TASK DIRECTIONS: Repeat all of the material exactly as given.

[START]

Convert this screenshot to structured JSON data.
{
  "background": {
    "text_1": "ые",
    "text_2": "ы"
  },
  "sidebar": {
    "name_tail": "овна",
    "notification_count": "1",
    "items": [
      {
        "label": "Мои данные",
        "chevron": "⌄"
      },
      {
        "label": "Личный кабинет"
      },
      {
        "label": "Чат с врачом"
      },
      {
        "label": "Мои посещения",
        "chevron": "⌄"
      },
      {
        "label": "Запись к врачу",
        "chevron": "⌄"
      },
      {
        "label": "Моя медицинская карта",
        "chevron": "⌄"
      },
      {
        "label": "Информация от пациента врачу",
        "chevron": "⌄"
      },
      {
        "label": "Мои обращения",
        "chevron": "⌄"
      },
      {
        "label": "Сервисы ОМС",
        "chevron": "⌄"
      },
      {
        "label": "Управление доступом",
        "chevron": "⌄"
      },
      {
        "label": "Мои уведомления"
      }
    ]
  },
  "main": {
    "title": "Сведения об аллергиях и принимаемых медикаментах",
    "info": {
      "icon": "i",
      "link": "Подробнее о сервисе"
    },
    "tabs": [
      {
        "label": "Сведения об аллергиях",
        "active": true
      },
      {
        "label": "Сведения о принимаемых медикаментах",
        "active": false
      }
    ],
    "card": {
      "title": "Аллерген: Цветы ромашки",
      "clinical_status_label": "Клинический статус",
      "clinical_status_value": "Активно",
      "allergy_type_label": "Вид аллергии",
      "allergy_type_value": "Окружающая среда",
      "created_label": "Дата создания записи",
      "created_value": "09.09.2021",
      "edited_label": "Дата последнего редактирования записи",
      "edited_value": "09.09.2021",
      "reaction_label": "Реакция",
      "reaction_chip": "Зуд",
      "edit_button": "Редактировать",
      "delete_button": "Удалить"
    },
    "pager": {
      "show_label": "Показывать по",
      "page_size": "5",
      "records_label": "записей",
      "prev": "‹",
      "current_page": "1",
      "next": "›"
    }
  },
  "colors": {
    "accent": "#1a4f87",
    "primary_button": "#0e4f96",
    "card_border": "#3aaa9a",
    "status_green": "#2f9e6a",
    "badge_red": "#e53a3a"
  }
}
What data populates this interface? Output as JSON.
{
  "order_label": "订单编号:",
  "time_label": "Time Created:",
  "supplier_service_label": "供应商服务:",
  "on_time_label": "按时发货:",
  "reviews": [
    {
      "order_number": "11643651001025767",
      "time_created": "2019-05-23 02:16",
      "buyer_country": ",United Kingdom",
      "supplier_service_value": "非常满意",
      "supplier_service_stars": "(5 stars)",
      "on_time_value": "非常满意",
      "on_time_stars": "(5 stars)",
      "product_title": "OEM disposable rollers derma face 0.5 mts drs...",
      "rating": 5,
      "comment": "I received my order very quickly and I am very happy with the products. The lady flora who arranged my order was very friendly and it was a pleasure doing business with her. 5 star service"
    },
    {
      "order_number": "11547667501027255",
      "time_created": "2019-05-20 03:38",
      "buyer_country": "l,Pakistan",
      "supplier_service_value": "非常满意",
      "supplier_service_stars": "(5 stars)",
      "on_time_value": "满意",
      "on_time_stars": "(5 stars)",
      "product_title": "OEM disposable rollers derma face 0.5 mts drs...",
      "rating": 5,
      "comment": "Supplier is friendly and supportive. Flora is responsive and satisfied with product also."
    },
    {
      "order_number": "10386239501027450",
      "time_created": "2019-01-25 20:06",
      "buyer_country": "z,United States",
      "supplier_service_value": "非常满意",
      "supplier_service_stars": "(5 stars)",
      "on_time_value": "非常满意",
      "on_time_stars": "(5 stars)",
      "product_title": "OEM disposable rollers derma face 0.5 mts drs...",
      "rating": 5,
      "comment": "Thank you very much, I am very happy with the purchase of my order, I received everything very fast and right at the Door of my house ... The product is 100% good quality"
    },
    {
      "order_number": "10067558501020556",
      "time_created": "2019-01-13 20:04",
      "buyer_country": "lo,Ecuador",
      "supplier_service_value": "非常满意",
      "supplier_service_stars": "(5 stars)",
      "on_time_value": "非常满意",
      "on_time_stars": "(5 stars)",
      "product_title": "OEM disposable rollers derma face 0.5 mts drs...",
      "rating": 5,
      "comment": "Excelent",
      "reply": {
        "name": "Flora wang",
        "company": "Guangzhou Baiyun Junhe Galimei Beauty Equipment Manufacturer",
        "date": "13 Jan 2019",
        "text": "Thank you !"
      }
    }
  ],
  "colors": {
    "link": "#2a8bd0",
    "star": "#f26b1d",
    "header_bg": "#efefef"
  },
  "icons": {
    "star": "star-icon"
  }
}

[END]

THE RESULT:
Convert this screenshot to structured JSON data.
{
  "background": {
    "text_1": "ые",
    "text_2": "ы"
  },
  "sidebar": {
    "name_tail": "овна",
    "notification_count": "1",
    "items": [
      {
        "label": "Мои данные",
        "chevron": "⌄"
      },
      {
        "label": "Личный кабинет"
      },
      {
        "label": "Чат с врачом"
      },
      {
        "label": "Мои посещения",
        "chevron": "⌄"
      },
      {
        "label": "Запись к врачу",
        "chevron": "⌄"
      },
      {
        "label": "Моя медицинская карта",
        "chevron": "⌄"
      },
      {
        "label": "Информация от пациента врачу",
        "chevron": "⌄"
      },
      {
        "label": "Мои обращения",
        "chevron": "⌄"
      },
      {
        "label": "Сервисы ОМС",
        "chevron": "⌄"
      },
      {
        "label": "Управление доступом",
        "chevron": "⌄"
      },
      {
        "label": "Мои уведомления"
      }
    ]
  },
  "main": {
    "title": "Сведения об аллергиях и принимаемых медикаментах",
    "info": {
      "icon": "i",
      "link": "Подробнее о сервисе"
    },
    "tabs": [
      {
        "label": "Сведения об аллергиях",
        "active": true
      },
      {
        "label": "Сведения о принимаемых медикаментах",
        "active": false
      }
    ],
    "card": {
      "title": "Аллерген: Цветы ромашки",
      "clinical_status_label": "Клинический статус",
      "clinical_status_value": "Активно",
      "allergy_type_label": "Вид аллергии",
      "allergy_type_value": "Окружающая среда",
      "created_label": "Дата создания записи",
      "created_value": "09.09.2021",
      "edited_label": "Дата последнего редактирования записи",
      "edited_value": "09.09.2021",
      "reaction_label": "Реакция",
      "reaction_chip": "Зуд",
      "edit_button": "Редактировать",
      "delete_button": "Удалить"
    },
    "pager": {
      "show_label": "Показывать по",
      "page_size": "5",
      "records_label": "записей",
      "prev": "‹",
      "current_page": "1",
      "next": "›"
    }
  },
  "colors": {
    "accent": "#1a4f87",
    "primary_button": "#0e4f96",
    "card_border": "#3aaa9a",
    "status_green": "#2f9e6a",
    "badge_red": "#e53a3a"
  }
}
What data populates this interface? Output as JSON.
{
  "order_label": "订单编号:",
  "time_label": "Time Created:",
  "supplier_service_label": "供应商服务:",
  "on_time_label": "按时发货:",
  "reviews": [
    {
      "order_number": "11643651001025767",
      "time_created": "2019-05-23 02:16",
      "buyer_country": ",United Kingdom",
      "supplier_service_value": "非常满意",
      "supplier_service_stars": "(5 stars)",
      "on_time_value": "非常满意",
      "on_time_stars": "(5 stars)",
      "product_title": "OEM disposable rollers derma face 0.5 mts drs...",
      "rating": 5,
      "comment": "I received my order very quickly and I am very happy with the products. The lady flora who arranged my order was very friendly and it was a pleasure doing business with her. 5 star service"
    },
    {
      "order_number": "11547667501027255",
      "time_created": "2019-05-20 03:38",
      "buyer_country": "l,Pakistan",
      "supplier_service_value": "非常满意",
      "supplier_service_stars": "(5 stars)",
      "on_time_value": "满意",
      "on_time_stars": "(5 stars)",
      "product_title": "OEM disposable rollers derma face 0.5 mts drs...",
      "rating": 5,
      "comment": "Supplier is friendly and supportive. Flora is responsive and satisfied with product also."
    },
    {
      "order_number": "10386239501027450",
      "time_created": "2019-01-25 20:06",
      "buyer_country": "z,United States",
      "supplier_service_value": "非常满意",
      "supplier_service_stars": "(5 stars)",
      "on_time_value": "非常满意",
      "on_time_stars": "(5 stars)",
      "product_title": "OEM disposable rollers derma face 0.5 mts drs...",
      "rating": 5,
      "comment": "Thank you very much, I am very happy with the purchase of my order, I received everything very fast and right at the Door of my house ... The product is 100% good quality"
    },
    {
      "order_number": "10067558501020556",
      "time_created": "2019-01-13 20:04",
      "buyer_country": "lo,Ecuador",
      "supplier_service_value": "非常满意",
      "supplier_service_stars": "(5 stars)",
      "on_time_value": "非常满意",
      "on_time_stars": "(5 stars)",
      "product_title": "OEM disposable rollers derma face 0.5 mts drs...",
      "rating": 5,
      "comment": "Excelent",
      "reply": {
        "name": "Flora wang",
        "company": "Guangzhou Baiyun Junhe Galimei Beauty Equipment Manufacturer",
        "date": "13 Jan 2019",
        "text": "Thank you !"
      }
    }
  ],
  "colors": {
    "link": "#2a8bd0",
    "star": "#f26b1d",
    "header_bg": "#efefef"
  },
  "icons": {
    "star": "star-icon"
  }
}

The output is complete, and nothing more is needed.